▸ **Task**: Determine how many lines in these records hold "counts". Only the number is wanted.

▸ **Material supplied**:
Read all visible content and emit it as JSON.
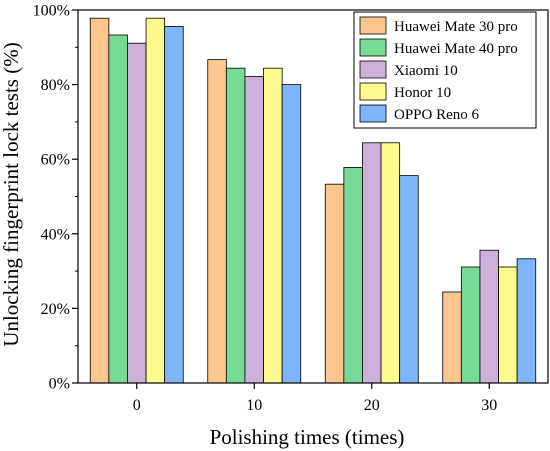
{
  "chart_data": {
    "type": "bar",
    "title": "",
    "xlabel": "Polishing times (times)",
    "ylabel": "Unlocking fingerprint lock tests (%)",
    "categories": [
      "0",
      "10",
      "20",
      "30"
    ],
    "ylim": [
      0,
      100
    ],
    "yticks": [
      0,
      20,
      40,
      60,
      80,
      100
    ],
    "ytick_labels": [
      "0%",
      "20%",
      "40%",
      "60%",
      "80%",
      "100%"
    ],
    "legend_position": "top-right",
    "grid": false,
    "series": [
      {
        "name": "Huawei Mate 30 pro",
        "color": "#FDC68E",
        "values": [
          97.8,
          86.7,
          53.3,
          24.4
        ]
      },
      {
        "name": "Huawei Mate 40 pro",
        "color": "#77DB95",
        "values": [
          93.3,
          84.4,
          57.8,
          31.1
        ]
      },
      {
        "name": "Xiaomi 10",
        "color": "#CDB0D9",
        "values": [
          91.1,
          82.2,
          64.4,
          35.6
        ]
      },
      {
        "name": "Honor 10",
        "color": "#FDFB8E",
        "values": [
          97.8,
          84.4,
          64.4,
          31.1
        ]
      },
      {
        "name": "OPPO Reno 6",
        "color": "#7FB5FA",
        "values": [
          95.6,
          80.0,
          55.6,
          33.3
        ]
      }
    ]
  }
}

---

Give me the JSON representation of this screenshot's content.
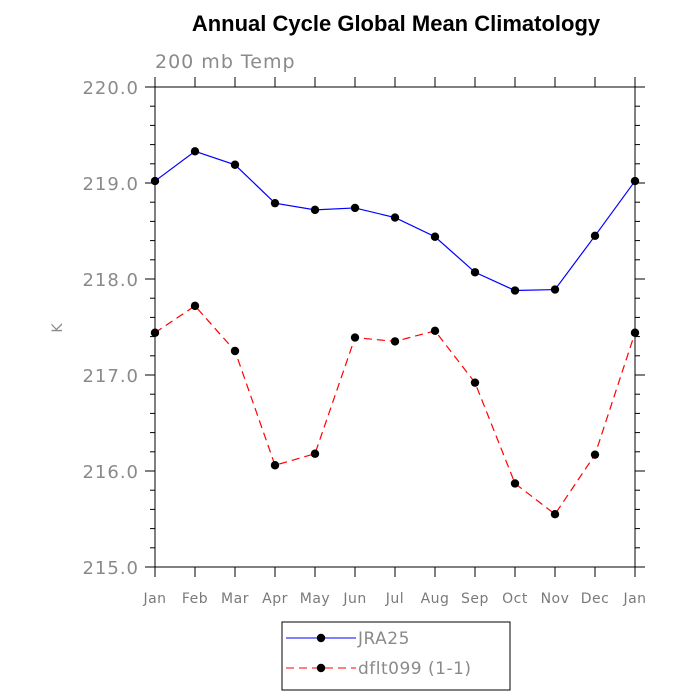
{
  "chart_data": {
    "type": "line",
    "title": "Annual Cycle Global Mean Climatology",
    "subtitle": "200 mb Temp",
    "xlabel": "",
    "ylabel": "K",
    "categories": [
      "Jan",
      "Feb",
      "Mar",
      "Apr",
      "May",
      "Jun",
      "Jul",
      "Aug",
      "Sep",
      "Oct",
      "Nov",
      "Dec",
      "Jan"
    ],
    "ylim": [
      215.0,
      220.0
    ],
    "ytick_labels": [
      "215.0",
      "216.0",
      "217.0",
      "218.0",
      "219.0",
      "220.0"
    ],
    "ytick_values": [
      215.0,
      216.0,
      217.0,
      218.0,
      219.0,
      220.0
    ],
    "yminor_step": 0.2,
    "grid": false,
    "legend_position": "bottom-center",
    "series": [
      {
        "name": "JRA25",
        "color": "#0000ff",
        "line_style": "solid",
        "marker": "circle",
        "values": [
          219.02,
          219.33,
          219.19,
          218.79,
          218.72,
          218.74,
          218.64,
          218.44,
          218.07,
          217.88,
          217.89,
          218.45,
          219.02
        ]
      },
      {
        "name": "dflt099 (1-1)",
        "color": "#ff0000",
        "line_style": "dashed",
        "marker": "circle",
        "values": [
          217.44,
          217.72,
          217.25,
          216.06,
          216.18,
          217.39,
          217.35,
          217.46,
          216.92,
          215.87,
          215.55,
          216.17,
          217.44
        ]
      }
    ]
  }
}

==

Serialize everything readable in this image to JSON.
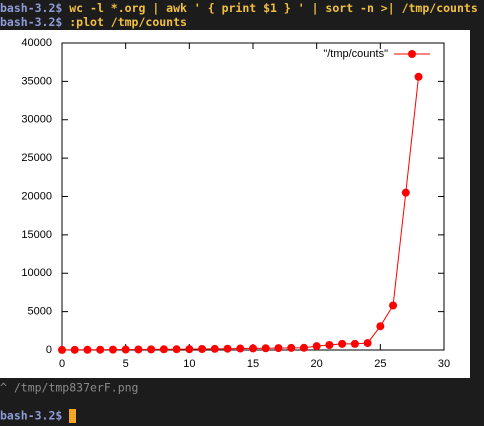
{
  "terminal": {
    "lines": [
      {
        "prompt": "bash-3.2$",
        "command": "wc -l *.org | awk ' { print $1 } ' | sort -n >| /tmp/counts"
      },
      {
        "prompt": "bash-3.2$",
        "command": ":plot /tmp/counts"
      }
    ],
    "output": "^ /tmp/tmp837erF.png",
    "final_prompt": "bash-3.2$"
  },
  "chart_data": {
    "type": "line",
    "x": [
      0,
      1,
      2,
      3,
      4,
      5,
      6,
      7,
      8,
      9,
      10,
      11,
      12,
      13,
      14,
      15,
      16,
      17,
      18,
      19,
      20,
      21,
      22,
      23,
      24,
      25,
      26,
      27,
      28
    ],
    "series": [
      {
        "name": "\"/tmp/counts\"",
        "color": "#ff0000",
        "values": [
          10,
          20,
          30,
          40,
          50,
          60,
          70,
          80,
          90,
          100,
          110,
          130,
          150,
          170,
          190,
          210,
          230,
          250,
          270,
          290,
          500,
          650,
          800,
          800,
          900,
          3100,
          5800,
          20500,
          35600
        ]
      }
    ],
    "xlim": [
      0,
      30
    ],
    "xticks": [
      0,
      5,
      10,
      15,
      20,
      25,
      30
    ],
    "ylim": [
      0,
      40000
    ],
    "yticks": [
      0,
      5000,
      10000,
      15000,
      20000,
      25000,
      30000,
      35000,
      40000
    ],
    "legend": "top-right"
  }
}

▸ **Worked answer**: 3